• **Goal**:
Quote the listing below in its entirety, omitting every image.

_ _ _ _ _

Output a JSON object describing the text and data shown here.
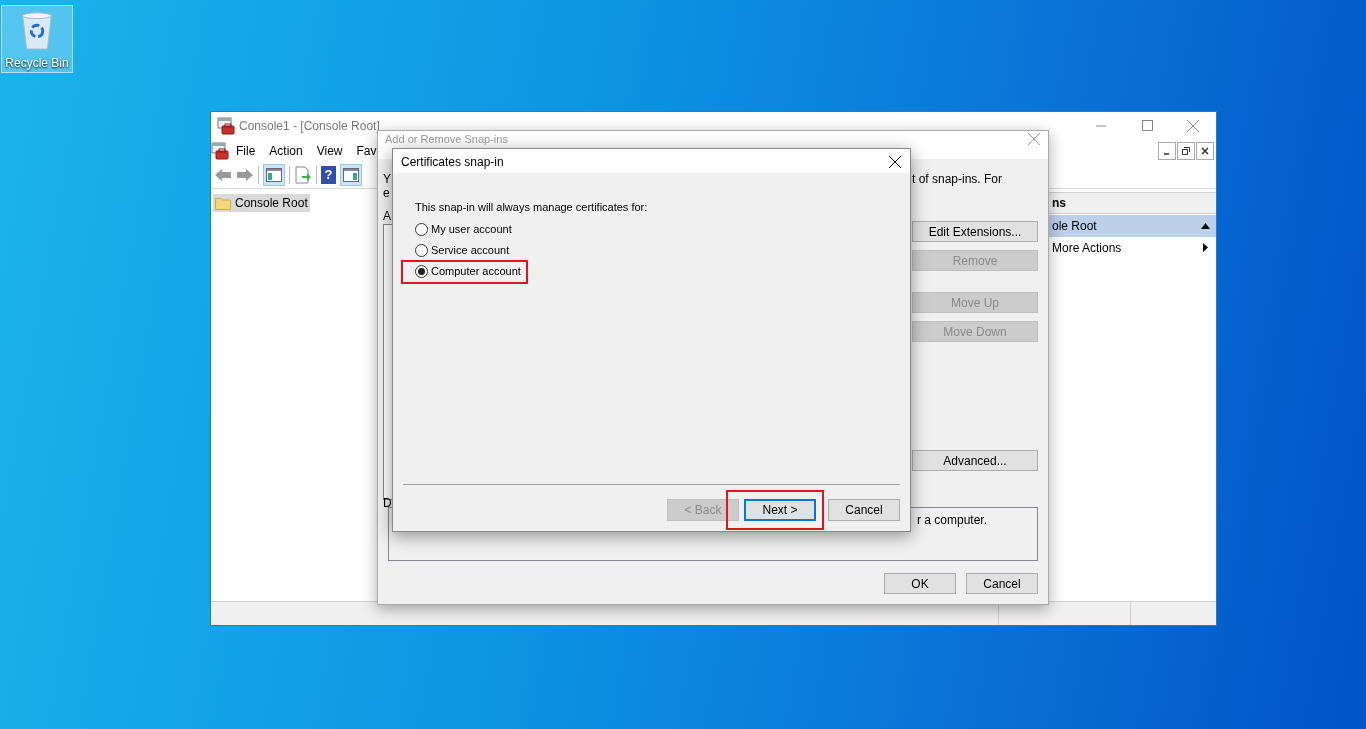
{
  "desktop": {
    "icons": [
      {
        "label": "Recycle Bin",
        "selected": true
      }
    ]
  },
  "console": {
    "title": "Console1 - [Console Root]",
    "menu": [
      "File",
      "Action",
      "View",
      "Fav"
    ],
    "toolbar_help_glyph": "?",
    "tree": [
      {
        "label": "Console Root",
        "selected": true
      }
    ],
    "actions": {
      "header": "ns",
      "items": [
        {
          "label": "ole Root",
          "kind": "group"
        },
        {
          "label": "More Actions",
          "kind": "submenu"
        }
      ]
    }
  },
  "snapins_dialog": {
    "title": "Add or Remove Snap-ins",
    "fragments": [
      "Y",
      "e",
      "A"
    ],
    "intro_tail": "t of snap-ins. For",
    "buttons": [
      {
        "label": "Edit Extensions...",
        "disabled": false
      },
      {
        "label": "Remove",
        "disabled": true
      },
      {
        "label": "Move Up",
        "disabled": true
      },
      {
        "label": "Move Down",
        "disabled": true
      },
      {
        "label": "Advanced...",
        "disabled": false
      }
    ],
    "description_label": "D",
    "description_tail": "r a computer.",
    "footer_buttons": [
      {
        "label": "OK",
        "disabled": false
      },
      {
        "label": "Cancel",
        "disabled": false
      }
    ]
  },
  "certificates_dialog": {
    "title": "Certificates snap-in",
    "prompt": "This snap-in will always manage certificates for:",
    "options": [
      {
        "label": "My user account",
        "selected": false,
        "highlighted": false
      },
      {
        "label": "Service account",
        "selected": false,
        "highlighted": false
      },
      {
        "label": "Computer account",
        "selected": true,
        "highlighted": true
      }
    ],
    "buttons": [
      {
        "label": "< Back",
        "disabled": true,
        "default": false,
        "highlighted": false
      },
      {
        "label": "Next >",
        "disabled": false,
        "default": true,
        "highlighted": true
      },
      {
        "label": "Cancel",
        "disabled": false,
        "default": false,
        "highlighted": false
      }
    ]
  }
}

_ _ _ _ _

• **Output below**:
Output a JSON object describing the text and data shown here.
{
  "desktop": {
    "icons": [
      {
        "label": "Recycle Bin",
        "selected": true
      }
    ]
  },
  "console": {
    "title": "Console1 - [Console Root]",
    "menu": [
      "File",
      "Action",
      "View",
      "Fav"
    ],
    "toolbar_help_glyph": "?",
    "tree": [
      {
        "label": "Console Root",
        "selected": true
      }
    ],
    "actions": {
      "header": "ns",
      "items": [
        {
          "label": "ole Root",
          "kind": "group"
        },
        {
          "label": "More Actions",
          "kind": "submenu"
        }
      ]
    }
  },
  "snapins_dialog": {
    "title": "Add or Remove Snap-ins",
    "fragments": [
      "Y",
      "e",
      "A"
    ],
    "intro_tail": "t of snap-ins. For",
    "buttons": [
      {
        "label": "Edit Extensions...",
        "disabled": false
      },
      {
        "label": "Remove",
        "disabled": true
      },
      {
        "label": "Move Up",
        "disabled": true
      },
      {
        "label": "Move Down",
        "disabled": true
      },
      {
        "label": "Advanced...",
        "disabled": false
      }
    ],
    "description_label": "D",
    "description_tail": "r a computer.",
    "footer_buttons": [
      {
        "label": "OK",
        "disabled": false
      },
      {
        "label": "Cancel",
        "disabled": false
      }
    ]
  },
  "certificates_dialog": {
    "title": "Certificates snap-in",
    "prompt": "This snap-in will always manage certificates for:",
    "options": [
      {
        "label": "My user account",
        "selected": false,
        "highlighted": false
      },
      {
        "label": "Service account",
        "selected": false,
        "highlighted": false
      },
      {
        "label": "Computer account",
        "selected": true,
        "highlighted": true
      }
    ],
    "buttons": [
      {
        "label": "< Back",
        "disabled": true,
        "default": false,
        "highlighted": false
      },
      {
        "label": "Next >",
        "disabled": false,
        "default": true,
        "highlighted": true
      },
      {
        "label": "Cancel",
        "disabled": false,
        "default": false,
        "highlighted": false
      }
    ]
  }
}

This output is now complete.